→ **Your instructions**
Leave the pictures out. Return all other data exactly.

(Records about charts and figures)
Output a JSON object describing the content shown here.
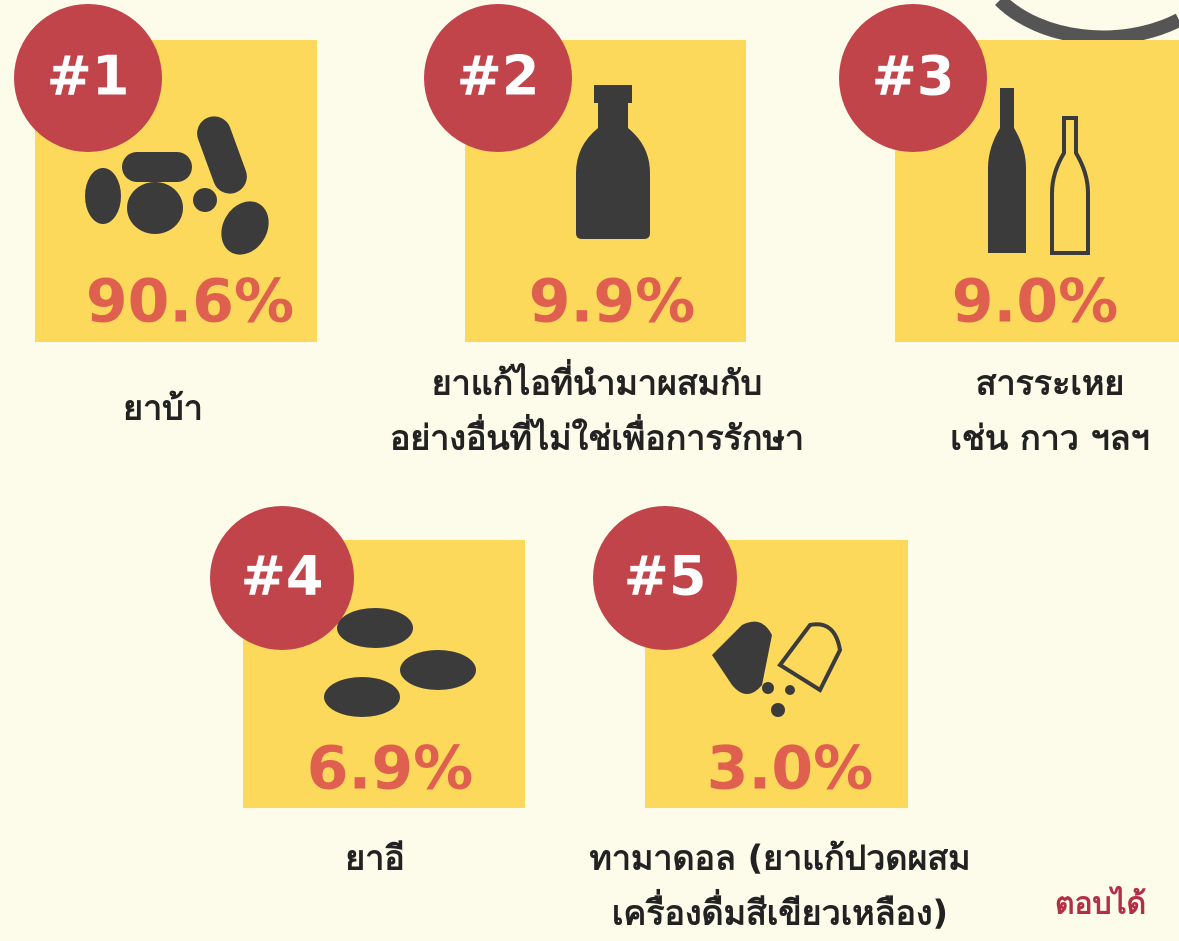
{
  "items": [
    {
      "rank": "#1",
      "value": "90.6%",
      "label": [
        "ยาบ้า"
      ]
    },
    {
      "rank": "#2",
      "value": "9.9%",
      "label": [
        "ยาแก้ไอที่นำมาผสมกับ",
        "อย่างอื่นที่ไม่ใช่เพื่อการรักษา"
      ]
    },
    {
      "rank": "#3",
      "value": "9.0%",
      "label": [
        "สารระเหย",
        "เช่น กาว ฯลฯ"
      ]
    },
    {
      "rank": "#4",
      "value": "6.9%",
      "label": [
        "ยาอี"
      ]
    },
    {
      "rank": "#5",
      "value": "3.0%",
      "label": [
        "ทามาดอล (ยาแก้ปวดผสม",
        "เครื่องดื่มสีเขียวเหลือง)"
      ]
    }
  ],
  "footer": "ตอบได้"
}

→ **Worked answer**
Output a JSON object describing the content shown here.
{
  "items": [
    {
      "rank": "#1",
      "value": "90.6%",
      "label": [
        "ยาบ้า"
      ]
    },
    {
      "rank": "#2",
      "value": "9.9%",
      "label": [
        "ยาแก้ไอที่นำมาผสมกับ",
        "อย่างอื่นที่ไม่ใช่เพื่อการรักษา"
      ]
    },
    {
      "rank": "#3",
      "value": "9.0%",
      "label": [
        "สารระเหย",
        "เช่น กาว ฯลฯ"
      ]
    },
    {
      "rank": "#4",
      "value": "6.9%",
      "label": [
        "ยาอี"
      ]
    },
    {
      "rank": "#5",
      "value": "3.0%",
      "label": [
        "ทามาดอล (ยาแก้ปวดผสม",
        "เครื่องดื่มสีเขียวเหลือง)"
      ]
    }
  ],
  "footer": "ตอบได้"
}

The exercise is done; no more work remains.